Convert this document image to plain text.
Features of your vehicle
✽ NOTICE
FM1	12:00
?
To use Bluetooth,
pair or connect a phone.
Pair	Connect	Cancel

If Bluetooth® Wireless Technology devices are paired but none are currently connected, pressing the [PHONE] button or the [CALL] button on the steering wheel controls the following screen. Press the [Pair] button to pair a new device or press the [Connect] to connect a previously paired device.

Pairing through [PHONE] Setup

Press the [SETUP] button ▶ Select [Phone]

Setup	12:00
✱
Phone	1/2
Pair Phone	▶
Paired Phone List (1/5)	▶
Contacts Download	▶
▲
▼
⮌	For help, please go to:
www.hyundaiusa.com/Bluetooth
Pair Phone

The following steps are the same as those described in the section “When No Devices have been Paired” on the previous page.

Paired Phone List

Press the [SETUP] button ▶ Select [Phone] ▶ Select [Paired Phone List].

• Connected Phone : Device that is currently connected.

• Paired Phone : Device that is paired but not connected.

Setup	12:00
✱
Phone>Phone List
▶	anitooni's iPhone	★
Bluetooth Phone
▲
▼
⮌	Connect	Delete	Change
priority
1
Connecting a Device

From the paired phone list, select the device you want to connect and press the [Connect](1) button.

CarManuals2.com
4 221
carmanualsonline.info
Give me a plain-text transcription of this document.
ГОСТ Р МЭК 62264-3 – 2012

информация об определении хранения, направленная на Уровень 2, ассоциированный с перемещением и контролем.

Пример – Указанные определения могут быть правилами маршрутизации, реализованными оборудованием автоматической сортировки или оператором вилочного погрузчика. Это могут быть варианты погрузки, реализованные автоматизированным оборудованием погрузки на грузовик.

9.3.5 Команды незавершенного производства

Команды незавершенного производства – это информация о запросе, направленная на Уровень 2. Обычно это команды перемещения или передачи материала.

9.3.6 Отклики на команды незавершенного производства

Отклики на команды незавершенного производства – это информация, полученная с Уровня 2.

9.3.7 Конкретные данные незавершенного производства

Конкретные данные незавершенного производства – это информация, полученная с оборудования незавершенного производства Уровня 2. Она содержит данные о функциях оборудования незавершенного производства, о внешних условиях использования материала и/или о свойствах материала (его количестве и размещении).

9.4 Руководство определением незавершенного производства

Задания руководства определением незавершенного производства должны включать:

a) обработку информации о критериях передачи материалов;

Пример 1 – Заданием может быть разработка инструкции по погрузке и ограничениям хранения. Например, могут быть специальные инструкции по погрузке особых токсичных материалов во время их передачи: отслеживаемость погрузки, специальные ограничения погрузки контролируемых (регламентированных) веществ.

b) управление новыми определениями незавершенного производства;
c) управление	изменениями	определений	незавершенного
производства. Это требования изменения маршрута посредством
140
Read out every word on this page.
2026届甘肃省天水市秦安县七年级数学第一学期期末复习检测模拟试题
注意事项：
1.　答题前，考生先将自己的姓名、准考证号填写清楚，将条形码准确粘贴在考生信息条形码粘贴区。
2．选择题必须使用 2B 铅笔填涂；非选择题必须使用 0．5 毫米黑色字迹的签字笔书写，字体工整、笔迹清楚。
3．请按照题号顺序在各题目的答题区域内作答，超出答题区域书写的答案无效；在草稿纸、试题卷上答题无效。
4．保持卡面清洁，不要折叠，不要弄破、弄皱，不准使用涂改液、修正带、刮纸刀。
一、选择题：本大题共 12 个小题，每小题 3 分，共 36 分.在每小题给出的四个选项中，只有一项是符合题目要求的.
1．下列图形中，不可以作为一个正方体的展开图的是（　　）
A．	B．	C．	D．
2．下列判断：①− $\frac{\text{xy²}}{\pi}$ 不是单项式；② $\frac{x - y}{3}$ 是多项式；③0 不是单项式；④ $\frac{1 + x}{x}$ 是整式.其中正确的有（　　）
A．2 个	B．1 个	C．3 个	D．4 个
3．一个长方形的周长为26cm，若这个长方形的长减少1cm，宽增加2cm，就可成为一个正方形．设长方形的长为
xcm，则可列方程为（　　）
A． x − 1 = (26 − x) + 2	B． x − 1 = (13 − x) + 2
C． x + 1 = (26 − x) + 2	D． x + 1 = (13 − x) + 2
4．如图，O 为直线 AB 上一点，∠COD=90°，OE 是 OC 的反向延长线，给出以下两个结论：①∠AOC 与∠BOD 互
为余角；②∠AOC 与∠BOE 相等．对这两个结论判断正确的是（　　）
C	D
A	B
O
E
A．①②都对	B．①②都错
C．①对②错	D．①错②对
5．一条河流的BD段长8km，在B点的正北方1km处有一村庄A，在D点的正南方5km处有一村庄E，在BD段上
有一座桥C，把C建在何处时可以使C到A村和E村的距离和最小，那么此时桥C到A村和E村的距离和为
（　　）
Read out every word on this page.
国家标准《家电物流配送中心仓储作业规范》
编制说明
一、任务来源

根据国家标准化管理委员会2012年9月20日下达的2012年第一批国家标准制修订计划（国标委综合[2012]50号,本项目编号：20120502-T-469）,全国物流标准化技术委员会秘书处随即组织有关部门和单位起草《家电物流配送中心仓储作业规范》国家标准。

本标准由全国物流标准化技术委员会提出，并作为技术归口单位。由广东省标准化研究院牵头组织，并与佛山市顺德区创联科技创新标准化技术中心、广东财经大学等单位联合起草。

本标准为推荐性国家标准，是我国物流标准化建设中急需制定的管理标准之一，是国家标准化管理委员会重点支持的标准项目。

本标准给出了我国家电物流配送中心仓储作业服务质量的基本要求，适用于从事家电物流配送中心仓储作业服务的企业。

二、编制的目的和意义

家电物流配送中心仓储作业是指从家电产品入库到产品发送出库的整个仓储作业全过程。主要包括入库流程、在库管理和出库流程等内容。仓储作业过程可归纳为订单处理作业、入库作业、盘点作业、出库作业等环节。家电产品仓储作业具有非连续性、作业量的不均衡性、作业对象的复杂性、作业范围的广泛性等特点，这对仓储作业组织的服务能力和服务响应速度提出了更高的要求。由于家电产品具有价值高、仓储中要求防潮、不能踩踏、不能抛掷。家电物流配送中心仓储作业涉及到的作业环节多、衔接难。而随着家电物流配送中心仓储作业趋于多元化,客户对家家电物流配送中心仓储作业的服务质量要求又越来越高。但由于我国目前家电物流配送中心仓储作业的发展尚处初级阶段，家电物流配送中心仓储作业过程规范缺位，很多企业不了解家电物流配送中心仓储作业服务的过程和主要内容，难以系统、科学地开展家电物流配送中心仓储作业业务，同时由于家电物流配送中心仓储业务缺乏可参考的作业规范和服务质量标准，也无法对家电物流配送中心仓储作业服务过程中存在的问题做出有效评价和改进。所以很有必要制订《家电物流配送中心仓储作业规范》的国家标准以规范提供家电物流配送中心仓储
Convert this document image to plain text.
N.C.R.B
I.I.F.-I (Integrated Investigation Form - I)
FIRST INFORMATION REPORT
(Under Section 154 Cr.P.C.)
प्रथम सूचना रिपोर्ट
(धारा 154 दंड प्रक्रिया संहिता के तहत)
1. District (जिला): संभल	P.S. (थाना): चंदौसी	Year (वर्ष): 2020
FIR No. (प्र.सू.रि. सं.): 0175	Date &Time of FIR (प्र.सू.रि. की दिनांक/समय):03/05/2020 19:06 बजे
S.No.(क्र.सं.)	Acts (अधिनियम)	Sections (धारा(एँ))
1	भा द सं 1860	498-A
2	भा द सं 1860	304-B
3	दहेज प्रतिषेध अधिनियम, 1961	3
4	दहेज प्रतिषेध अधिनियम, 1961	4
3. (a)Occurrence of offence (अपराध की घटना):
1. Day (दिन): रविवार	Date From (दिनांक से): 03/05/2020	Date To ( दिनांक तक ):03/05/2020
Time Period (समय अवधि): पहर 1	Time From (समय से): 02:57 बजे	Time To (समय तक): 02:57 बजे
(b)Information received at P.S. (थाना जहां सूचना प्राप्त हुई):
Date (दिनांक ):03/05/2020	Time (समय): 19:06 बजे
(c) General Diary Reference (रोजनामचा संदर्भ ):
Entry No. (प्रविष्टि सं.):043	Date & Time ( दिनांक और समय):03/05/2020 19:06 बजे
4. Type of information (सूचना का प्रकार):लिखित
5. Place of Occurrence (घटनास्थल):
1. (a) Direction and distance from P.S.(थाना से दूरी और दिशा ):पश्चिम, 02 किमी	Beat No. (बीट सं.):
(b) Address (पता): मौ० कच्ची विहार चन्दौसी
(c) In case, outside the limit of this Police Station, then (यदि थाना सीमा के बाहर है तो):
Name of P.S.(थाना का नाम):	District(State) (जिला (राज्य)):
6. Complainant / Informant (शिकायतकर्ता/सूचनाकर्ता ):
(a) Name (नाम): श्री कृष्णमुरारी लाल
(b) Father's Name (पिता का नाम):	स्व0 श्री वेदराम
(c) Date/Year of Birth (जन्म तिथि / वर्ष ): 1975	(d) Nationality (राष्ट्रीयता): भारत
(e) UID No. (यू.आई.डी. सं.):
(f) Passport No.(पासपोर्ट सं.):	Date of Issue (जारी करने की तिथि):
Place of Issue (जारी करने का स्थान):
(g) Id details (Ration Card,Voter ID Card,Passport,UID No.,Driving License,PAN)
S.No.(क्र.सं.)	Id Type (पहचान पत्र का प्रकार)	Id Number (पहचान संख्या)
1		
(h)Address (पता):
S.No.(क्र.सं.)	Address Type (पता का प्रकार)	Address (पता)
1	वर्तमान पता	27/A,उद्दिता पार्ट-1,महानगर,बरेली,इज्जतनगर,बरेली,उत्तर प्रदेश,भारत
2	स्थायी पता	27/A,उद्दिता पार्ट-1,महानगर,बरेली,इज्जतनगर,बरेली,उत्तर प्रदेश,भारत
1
★ ★ ★ ★ ★
Scan the material for lines with the word "Passport", and copy each line you find.

## SOLUTION TO THIS TASK:
(f) Passport No.(पासपोर्ट सं.):	Date of Issue (जारी करने की तिथि):
(g) Id details (Ration Card,Voter ID Card,Passport,UID No.,Driving License,PAN)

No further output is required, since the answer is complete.